— START EXTRACTED ENTRIES —
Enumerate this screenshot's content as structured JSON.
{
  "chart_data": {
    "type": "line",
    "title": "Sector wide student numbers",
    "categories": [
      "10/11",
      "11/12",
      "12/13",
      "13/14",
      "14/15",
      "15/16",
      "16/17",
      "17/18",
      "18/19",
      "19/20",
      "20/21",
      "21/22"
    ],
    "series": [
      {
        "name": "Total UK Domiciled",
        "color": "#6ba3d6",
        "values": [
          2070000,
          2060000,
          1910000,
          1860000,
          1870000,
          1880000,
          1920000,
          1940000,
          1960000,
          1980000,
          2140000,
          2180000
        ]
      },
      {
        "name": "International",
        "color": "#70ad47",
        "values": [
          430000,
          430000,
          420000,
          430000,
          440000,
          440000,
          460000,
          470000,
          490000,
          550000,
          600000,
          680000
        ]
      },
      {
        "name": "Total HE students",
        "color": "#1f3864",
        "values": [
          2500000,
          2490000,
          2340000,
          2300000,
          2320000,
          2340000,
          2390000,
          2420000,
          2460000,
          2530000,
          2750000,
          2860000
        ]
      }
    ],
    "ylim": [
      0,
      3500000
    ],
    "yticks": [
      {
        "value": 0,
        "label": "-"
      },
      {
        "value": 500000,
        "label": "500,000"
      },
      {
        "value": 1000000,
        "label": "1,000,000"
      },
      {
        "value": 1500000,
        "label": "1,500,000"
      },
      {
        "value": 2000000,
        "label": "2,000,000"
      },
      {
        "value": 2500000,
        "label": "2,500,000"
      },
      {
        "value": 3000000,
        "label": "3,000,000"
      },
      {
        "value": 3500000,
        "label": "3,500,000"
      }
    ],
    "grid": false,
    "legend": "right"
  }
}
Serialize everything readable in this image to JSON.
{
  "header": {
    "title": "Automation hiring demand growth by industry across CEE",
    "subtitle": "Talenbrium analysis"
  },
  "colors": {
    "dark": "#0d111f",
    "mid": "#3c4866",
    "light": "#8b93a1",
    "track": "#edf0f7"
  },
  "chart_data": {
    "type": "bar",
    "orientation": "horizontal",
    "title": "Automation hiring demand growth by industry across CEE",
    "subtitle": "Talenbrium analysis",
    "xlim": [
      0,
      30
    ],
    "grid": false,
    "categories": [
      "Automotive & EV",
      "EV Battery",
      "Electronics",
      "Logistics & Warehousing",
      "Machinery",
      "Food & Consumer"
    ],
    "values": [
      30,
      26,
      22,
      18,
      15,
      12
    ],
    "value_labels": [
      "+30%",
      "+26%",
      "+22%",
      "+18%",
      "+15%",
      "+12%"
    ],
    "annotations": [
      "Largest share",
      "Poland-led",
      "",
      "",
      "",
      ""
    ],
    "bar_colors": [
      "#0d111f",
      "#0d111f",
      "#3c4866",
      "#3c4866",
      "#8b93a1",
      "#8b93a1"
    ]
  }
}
— END EXTRACTED ENTRIES —
- YOUR OBJECTIVE -
Write out every entry again exactly, please, with nothing missing.

- OUTPUT FOR THIS EXERCISE -
Enumerate this screenshot's content as structured JSON.
{
  "chart_data": {
    "type": "line",
    "title": "Sector wide student numbers",
    "categories": [
      "10/11",
      "11/12",
      "12/13",
      "13/14",
      "14/15",
      "15/16",
      "16/17",
      "17/18",
      "18/19",
      "19/20",
      "20/21",
      "21/22"
    ],
    "series": [
      {
        "name": "Total UK Domiciled",
        "color": "#6ba3d6",
        "values": [
          2070000,
          2060000,
          1910000,
          1860000,
          1870000,
          1880000,
          1920000,
          1940000,
          1960000,
          1980000,
          2140000,
          2180000
        ]
      },
      {
        "name": "International",
        "color": "#70ad47",
        "values": [
          430000,
          430000,
          420000,
          430000,
          440000,
          440000,
          460000,
          470000,
          490000,
          550000,
          600000,
          680000
        ]
      },
      {
        "name": "Total HE students",
        "color": "#1f3864",
        "values": [
          2500000,
          2490000,
          2340000,
          2300000,
          2320000,
          2340000,
          2390000,
          2420000,
          2460000,
          2530000,
          2750000,
          2860000
        ]
      }
    ],
    "ylim": [
      0,
      3500000
    ],
    "yticks": [
      {
        "value": 0,
        "label": "-"
      },
      {
        "value": 500000,
        "label": "500,000"
      },
      {
        "value": 1000000,
        "label": "1,000,000"
      },
      {
        "value": 1500000,
        "label": "1,500,000"
      },
      {
        "value": 2000000,
        "label": "2,000,000"
      },
      {
        "value": 2500000,
        "label": "2,500,000"
      },
      {
        "value": 3000000,
        "label": "3,000,000"
      },
      {
        "value": 3500000,
        "label": "3,500,000"
      }
    ],
    "grid": false,
    "legend": "right"
  }
}
Serialize everything readable in this image to JSON.
{
  "header": {
    "title": "Automation hiring demand growth by industry across CEE",
    "subtitle": "Talenbrium analysis"
  },
  "colors": {
    "dark": "#0d111f",
    "mid": "#3c4866",
    "light": "#8b93a1",
    "track": "#edf0f7"
  },
  "chart_data": {
    "type": "bar",
    "orientation": "horizontal",
    "title": "Automation hiring demand growth by industry across CEE",
    "subtitle": "Talenbrium analysis",
    "xlim": [
      0,
      30
    ],
    "grid": false,
    "categories": [
      "Automotive & EV",
      "EV Battery",
      "Electronics",
      "Logistics & Warehousing",
      "Machinery",
      "Food & Consumer"
    ],
    "values": [
      30,
      26,
      22,
      18,
      15,
      12
    ],
    "value_labels": [
      "+30%",
      "+26%",
      "+22%",
      "+18%",
      "+15%",
      "+12%"
    ],
    "annotations": [
      "Largest share",
      "Poland-led",
      "",
      "",
      "",
      ""
    ],
    "bar_colors": [
      "#0d111f",
      "#0d111f",
      "#3c4866",
      "#3c4866",
      "#8b93a1",
      "#8b93a1"
    ]
  }
}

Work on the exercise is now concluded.